◆ Supplied entries ◆
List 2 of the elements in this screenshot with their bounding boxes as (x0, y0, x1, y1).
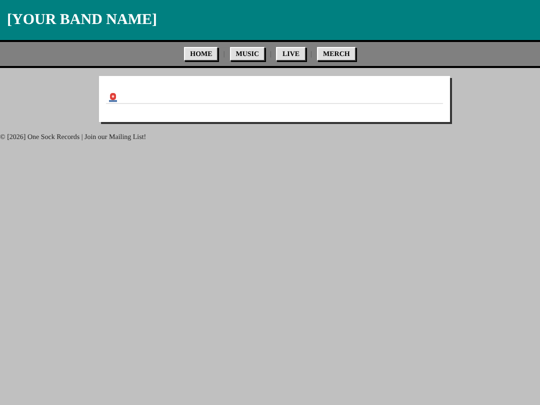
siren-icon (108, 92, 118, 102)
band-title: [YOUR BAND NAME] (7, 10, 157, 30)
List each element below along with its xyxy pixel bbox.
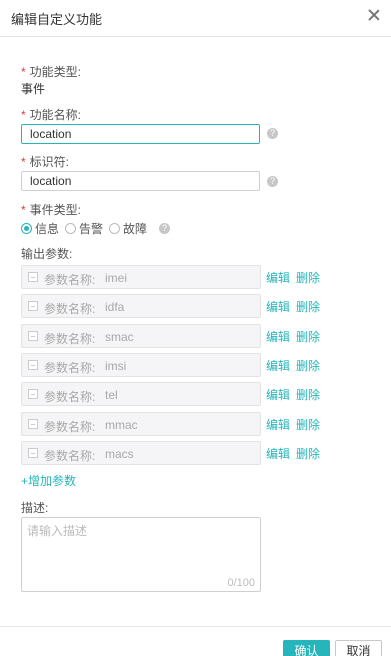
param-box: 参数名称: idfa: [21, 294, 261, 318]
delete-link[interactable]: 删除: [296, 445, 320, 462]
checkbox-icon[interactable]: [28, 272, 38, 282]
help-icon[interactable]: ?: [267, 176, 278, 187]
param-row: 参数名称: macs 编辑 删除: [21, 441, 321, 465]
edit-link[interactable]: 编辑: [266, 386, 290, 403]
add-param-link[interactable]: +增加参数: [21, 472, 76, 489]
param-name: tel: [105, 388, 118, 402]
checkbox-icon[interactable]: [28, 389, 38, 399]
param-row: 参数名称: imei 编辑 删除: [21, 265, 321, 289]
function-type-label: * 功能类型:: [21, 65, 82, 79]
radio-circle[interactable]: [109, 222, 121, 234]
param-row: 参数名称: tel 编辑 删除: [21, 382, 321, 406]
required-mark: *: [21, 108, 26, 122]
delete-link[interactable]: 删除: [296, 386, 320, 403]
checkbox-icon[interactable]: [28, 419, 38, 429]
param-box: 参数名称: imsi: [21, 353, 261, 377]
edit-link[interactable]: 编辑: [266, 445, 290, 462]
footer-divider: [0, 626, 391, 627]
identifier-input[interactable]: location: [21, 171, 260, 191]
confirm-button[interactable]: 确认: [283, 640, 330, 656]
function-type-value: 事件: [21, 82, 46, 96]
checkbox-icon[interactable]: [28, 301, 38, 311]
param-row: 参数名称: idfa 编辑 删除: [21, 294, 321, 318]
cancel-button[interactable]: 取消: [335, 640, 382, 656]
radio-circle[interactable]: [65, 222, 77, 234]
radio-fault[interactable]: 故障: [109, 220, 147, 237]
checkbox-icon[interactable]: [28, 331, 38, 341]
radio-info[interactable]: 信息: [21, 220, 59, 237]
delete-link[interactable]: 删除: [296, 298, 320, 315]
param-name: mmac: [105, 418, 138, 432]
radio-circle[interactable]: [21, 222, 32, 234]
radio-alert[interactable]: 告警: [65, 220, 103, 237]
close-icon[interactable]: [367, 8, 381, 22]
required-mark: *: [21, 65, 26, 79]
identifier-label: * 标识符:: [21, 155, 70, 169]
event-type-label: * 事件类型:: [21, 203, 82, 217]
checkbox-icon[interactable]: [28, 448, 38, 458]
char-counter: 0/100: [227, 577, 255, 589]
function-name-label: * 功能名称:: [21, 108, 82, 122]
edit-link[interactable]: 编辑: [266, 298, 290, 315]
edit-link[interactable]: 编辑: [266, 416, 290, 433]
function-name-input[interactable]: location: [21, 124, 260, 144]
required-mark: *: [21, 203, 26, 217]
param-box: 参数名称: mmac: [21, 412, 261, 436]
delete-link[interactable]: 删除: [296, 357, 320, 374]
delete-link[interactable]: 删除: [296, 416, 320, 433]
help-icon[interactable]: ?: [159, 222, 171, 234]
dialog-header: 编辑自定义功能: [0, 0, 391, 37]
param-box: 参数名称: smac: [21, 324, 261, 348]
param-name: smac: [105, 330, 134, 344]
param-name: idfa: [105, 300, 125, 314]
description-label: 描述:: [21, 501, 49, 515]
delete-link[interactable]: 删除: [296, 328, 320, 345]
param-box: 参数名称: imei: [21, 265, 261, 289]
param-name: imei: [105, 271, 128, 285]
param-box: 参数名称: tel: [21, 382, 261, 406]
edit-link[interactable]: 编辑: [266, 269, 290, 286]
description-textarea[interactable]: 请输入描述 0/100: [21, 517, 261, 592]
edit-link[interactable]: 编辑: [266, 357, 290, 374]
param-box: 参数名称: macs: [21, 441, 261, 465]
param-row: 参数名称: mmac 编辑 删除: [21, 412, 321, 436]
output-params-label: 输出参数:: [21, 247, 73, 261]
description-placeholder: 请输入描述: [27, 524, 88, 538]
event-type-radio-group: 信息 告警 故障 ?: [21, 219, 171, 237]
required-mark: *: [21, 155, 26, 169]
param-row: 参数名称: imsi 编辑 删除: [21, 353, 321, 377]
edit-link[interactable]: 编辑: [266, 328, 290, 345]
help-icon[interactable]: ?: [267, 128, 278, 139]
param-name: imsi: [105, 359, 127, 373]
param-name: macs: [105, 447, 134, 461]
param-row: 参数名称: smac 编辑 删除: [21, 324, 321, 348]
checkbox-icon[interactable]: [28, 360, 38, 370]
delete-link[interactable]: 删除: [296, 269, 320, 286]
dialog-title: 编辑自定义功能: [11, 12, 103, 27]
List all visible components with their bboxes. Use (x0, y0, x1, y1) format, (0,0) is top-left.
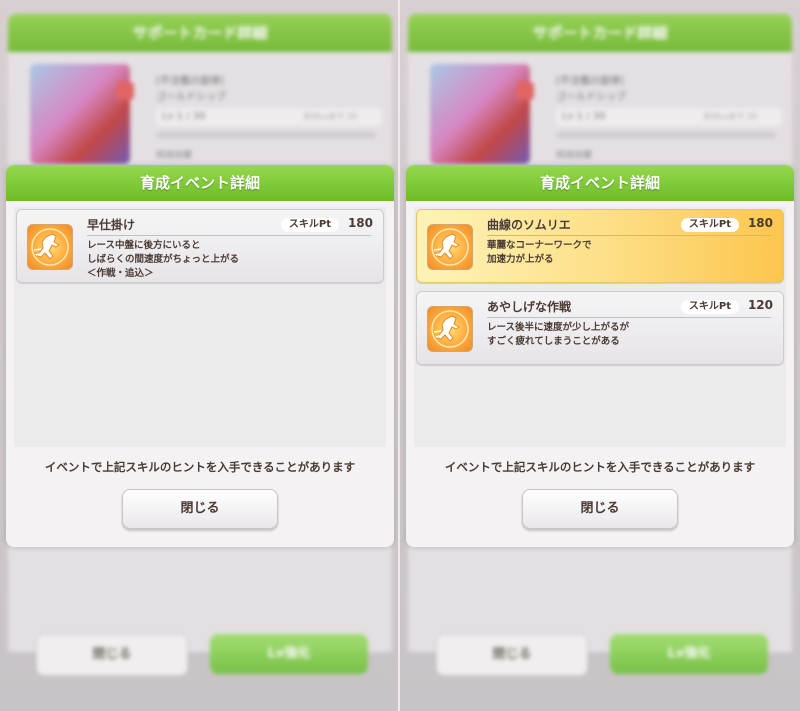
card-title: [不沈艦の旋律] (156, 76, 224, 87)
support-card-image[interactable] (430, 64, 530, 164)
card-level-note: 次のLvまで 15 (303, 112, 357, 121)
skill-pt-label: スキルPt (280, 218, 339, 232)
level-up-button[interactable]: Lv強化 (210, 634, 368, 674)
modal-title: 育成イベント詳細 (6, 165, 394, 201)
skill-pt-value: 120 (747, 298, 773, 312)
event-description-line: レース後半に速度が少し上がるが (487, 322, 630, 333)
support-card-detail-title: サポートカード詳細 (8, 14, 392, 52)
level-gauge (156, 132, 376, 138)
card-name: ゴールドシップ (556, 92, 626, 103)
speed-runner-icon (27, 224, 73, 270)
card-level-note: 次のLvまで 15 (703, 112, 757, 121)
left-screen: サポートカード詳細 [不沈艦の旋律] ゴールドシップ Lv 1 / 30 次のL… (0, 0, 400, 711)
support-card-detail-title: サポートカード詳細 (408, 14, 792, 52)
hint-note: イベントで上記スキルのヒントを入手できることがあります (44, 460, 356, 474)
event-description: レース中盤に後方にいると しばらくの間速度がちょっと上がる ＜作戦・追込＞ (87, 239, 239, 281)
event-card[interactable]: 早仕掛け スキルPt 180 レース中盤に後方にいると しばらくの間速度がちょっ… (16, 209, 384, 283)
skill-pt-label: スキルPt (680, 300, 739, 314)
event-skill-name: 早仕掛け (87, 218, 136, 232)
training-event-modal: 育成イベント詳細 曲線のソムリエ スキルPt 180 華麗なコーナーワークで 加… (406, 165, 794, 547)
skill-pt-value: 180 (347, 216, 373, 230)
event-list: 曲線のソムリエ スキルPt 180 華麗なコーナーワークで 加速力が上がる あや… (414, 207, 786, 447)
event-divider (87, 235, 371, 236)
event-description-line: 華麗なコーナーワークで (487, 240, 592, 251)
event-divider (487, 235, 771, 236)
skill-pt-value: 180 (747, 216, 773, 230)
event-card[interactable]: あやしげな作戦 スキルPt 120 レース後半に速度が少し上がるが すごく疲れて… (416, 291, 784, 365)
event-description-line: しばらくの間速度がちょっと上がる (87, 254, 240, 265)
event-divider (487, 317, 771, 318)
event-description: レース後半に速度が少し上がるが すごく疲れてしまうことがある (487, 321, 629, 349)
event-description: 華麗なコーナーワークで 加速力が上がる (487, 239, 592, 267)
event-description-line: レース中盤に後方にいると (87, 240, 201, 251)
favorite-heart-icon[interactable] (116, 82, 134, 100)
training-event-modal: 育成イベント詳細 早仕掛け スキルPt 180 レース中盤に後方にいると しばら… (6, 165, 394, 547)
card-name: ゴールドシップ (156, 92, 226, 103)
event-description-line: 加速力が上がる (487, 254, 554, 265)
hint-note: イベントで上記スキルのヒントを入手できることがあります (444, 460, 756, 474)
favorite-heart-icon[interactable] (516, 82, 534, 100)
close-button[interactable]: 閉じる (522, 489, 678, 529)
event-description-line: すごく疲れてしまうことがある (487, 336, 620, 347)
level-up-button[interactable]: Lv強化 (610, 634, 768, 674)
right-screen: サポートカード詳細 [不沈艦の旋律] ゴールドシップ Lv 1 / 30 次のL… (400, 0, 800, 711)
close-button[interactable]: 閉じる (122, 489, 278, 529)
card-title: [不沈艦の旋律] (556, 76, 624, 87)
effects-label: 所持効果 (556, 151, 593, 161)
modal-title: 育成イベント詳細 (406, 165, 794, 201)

◆ Requirement ◆
Swap "screenshot" for "image" and write out again the lines from the start of the items through the line holding "List each element", inclusive, changing nothing else. Leave the pictures out.

◆ Response to the task ◆
List 2 of the elements in this image with their bounding boxes as (x0, y0, x1, y1).
siren-icon (108, 92, 118, 102)
band-title: [YOUR BAND NAME] (7, 10, 157, 30)
List each element below along with its xyxy pixel bbox.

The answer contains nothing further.